**DATA SHOWN**:

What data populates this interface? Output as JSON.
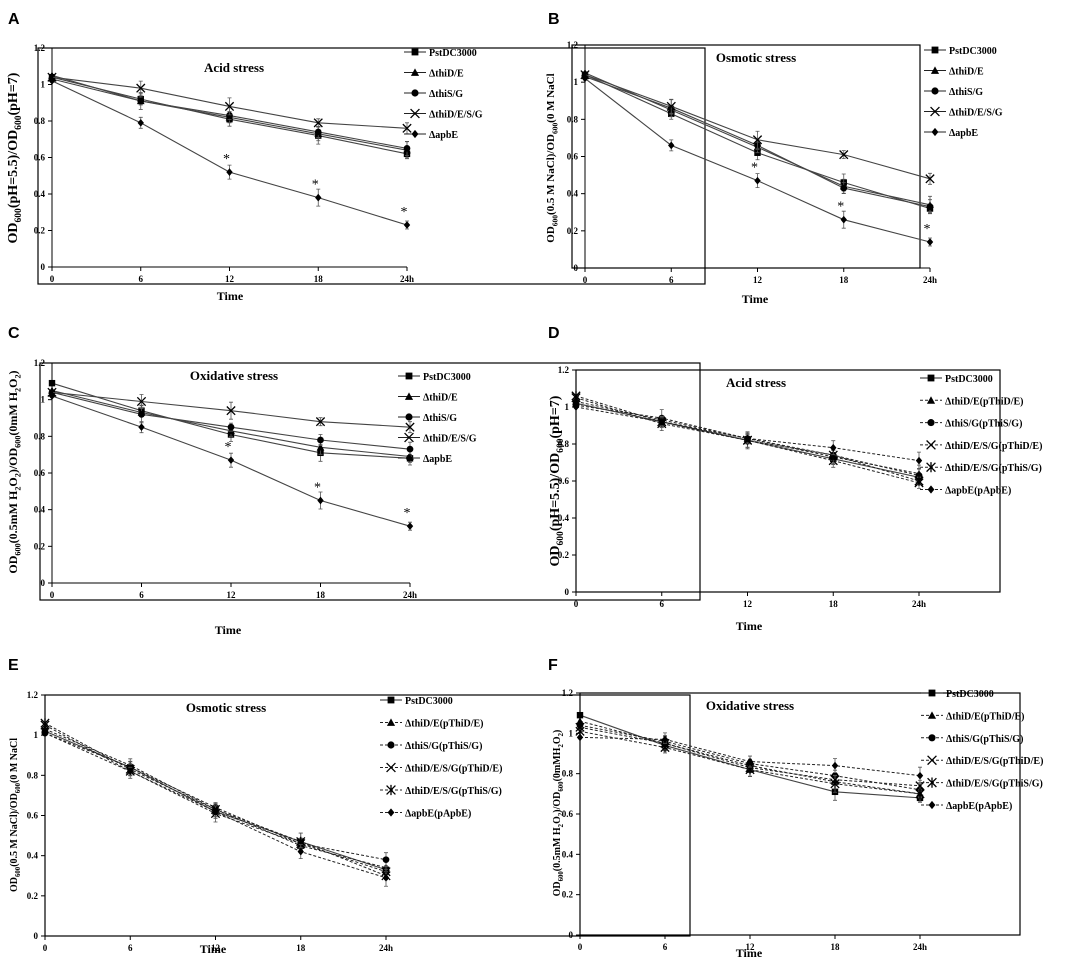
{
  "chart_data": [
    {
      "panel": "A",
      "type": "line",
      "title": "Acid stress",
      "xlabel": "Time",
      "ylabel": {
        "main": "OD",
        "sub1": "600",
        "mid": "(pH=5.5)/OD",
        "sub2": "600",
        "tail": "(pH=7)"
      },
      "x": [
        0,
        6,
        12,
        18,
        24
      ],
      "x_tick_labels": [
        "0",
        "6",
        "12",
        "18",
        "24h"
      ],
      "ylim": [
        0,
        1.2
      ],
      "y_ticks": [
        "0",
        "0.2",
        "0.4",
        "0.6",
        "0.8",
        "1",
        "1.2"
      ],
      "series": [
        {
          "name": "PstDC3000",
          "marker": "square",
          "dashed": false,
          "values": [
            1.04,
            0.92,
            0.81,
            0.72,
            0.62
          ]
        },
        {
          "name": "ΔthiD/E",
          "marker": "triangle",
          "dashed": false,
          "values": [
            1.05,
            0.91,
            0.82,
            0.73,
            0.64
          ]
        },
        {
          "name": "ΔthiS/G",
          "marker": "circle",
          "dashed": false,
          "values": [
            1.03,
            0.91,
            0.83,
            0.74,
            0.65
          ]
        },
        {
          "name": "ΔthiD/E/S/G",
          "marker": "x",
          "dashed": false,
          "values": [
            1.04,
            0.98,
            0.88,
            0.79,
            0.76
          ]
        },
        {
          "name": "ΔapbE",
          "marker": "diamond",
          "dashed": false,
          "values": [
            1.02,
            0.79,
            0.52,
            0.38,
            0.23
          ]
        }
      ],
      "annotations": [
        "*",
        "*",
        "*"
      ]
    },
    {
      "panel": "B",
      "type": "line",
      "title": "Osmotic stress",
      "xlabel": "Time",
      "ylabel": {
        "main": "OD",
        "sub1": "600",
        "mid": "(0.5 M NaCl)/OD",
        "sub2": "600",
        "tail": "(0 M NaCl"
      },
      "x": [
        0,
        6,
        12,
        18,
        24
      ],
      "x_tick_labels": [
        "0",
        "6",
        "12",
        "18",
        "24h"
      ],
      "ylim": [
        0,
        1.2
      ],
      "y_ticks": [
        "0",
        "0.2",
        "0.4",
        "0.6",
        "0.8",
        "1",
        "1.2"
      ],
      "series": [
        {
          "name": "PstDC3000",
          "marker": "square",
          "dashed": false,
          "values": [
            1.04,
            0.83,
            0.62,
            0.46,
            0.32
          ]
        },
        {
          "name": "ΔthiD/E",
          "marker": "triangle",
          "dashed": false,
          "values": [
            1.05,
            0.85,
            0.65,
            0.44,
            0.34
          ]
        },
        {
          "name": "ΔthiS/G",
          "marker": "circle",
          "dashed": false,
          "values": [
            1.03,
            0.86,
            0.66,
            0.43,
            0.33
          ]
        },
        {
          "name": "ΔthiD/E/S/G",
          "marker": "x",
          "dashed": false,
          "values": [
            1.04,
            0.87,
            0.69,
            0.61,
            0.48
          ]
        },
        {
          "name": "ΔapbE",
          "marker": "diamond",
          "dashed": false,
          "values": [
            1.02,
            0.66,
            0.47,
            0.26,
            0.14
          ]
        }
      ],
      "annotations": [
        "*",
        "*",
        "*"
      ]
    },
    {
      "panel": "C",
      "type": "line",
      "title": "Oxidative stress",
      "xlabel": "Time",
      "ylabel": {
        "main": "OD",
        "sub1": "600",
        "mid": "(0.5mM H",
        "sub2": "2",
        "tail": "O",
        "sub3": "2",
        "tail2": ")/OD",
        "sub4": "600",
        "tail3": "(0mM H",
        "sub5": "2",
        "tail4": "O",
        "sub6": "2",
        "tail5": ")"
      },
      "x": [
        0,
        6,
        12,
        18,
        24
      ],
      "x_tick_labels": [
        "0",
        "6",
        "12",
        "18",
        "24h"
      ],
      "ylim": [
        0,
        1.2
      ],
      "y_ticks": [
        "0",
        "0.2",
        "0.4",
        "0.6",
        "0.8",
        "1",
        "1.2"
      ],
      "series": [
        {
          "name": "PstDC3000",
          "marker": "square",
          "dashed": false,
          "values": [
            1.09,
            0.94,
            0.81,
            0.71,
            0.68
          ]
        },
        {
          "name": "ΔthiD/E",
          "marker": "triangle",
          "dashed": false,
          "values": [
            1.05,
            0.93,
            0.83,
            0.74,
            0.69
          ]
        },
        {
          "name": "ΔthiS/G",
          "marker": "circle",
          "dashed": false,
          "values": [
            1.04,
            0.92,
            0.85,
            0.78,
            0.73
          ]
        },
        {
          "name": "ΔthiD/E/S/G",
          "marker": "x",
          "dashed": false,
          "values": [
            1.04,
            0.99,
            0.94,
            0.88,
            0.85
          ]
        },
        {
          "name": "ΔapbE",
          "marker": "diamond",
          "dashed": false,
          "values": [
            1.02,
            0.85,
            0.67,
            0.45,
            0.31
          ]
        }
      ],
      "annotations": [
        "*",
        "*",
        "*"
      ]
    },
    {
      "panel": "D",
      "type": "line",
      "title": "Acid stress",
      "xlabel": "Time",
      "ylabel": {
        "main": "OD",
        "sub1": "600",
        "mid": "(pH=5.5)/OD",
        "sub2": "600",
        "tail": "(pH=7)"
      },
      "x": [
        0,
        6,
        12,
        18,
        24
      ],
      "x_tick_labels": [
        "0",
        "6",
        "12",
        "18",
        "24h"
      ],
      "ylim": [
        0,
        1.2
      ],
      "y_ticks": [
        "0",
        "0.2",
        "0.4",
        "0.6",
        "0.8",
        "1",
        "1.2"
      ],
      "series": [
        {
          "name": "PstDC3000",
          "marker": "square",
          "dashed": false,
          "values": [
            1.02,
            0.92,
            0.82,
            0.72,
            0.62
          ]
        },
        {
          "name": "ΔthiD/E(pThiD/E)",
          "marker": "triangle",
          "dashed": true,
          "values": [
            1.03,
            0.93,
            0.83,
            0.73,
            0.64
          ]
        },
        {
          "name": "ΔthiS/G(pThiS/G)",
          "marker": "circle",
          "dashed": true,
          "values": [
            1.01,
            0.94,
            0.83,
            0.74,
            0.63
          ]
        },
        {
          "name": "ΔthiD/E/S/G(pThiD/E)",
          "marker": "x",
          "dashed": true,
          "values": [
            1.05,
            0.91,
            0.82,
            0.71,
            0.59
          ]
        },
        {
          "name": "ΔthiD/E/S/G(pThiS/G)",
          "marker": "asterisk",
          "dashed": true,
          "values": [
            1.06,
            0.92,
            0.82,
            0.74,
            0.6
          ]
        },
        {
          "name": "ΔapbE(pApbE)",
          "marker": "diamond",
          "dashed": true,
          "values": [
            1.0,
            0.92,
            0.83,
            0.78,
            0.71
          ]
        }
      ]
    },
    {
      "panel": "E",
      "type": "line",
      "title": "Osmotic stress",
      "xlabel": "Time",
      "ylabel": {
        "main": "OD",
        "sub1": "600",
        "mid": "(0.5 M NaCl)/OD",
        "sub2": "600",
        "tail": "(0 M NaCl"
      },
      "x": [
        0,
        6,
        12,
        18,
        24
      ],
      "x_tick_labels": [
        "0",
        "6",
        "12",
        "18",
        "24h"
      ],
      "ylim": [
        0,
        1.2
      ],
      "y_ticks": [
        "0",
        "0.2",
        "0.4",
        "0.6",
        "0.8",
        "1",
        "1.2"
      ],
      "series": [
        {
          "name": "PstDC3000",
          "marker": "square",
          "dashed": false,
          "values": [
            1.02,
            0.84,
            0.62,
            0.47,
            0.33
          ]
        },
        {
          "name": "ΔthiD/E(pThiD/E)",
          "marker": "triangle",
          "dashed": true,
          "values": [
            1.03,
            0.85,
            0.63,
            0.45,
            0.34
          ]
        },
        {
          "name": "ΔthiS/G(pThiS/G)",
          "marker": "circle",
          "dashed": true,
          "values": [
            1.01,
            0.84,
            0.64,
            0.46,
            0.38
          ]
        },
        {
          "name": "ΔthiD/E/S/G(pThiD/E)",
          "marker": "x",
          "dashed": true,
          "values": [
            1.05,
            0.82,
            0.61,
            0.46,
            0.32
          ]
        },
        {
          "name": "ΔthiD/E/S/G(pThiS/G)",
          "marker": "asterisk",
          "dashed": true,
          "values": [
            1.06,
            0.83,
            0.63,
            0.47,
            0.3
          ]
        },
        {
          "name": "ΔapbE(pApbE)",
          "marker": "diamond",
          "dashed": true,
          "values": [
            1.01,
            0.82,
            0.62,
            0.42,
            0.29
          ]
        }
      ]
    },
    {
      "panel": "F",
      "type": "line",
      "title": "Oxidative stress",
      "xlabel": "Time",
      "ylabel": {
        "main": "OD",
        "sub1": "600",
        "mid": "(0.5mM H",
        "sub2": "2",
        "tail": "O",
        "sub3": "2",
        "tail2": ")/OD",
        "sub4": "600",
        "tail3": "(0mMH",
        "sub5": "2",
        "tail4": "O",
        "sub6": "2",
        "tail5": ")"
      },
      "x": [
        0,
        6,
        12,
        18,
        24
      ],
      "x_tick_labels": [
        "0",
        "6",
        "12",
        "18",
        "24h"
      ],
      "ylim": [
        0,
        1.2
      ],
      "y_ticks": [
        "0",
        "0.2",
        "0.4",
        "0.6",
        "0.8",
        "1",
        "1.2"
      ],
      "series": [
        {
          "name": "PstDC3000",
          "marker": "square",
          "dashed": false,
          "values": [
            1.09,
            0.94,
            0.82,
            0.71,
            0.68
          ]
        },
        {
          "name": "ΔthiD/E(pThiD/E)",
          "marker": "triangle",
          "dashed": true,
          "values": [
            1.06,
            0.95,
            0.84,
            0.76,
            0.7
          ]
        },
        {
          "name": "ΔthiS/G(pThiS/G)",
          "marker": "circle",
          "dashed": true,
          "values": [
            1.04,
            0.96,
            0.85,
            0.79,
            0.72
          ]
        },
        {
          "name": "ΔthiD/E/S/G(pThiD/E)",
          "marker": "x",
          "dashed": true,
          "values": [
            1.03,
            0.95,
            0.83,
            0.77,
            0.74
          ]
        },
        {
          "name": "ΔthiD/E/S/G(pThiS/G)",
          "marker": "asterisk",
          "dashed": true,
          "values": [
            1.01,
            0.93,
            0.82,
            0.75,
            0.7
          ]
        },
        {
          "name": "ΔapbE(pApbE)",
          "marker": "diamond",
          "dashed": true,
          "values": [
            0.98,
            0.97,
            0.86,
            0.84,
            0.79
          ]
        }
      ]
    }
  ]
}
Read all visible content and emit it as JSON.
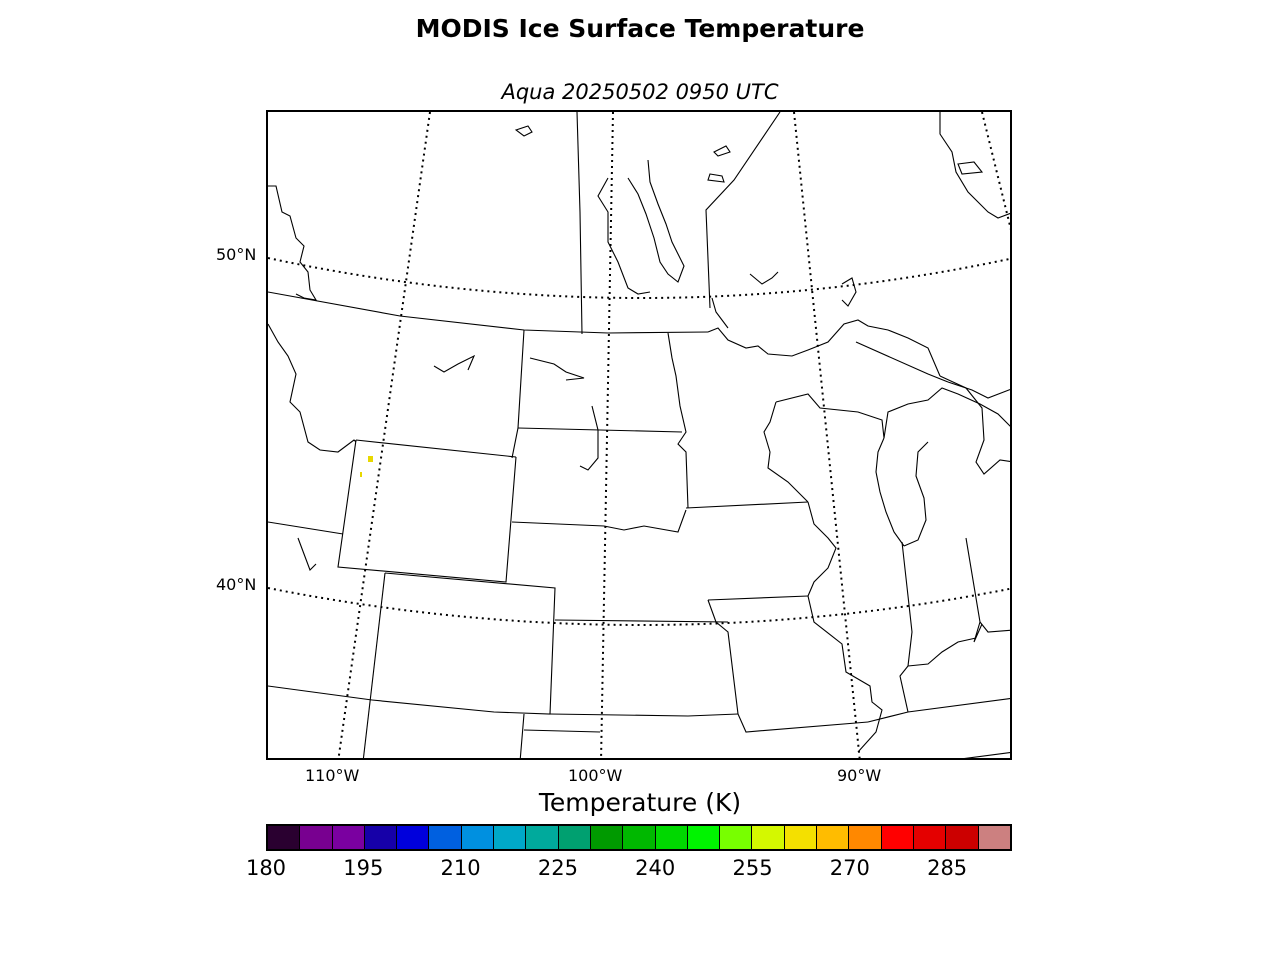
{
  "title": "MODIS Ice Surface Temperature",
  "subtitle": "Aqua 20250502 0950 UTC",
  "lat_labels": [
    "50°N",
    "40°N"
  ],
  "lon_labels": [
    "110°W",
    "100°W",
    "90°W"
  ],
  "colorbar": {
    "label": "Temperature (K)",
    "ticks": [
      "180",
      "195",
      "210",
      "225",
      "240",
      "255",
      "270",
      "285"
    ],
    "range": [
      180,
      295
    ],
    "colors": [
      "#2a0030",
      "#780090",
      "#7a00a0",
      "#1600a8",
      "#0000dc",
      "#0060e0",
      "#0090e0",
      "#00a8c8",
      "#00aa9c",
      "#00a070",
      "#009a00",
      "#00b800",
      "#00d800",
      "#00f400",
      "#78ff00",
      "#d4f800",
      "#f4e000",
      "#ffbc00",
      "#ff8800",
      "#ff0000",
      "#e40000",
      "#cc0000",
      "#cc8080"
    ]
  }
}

**WHAT IS REQUIRED**: Copy exactly the lines from the line containing "Read all visible content and emit it as JSON." through the last line of the records above, both included, and leave out any pictures.

**OUTPUT OF THE EXERCISE**:
Read all visible content and emit it as JSON.
{
  "title": "MODIS Ice Surface Temperature",
  "subtitle": "Aqua 20250502 0950 UTC",
  "lat_labels": [
    "50°N",
    "40°N"
  ],
  "lon_labels": [
    "110°W",
    "100°W",
    "90°W"
  ],
  "colorbar": {
    "label": "Temperature (K)",
    "ticks": [
      "180",
      "195",
      "210",
      "225",
      "240",
      "255",
      "270",
      "285"
    ],
    "range": [
      180,
      295
    ],
    "colors": [
      "#2a0030",
      "#780090",
      "#7a00a0",
      "#1600a8",
      "#0000dc",
      "#0060e0",
      "#0090e0",
      "#00a8c8",
      "#00aa9c",
      "#00a070",
      "#009a00",
      "#00b800",
      "#00d800",
      "#00f400",
      "#78ff00",
      "#d4f800",
      "#f4e000",
      "#ffbc00",
      "#ff8800",
      "#ff0000",
      "#e40000",
      "#cc0000",
      "#cc8080"
    ]
  }
}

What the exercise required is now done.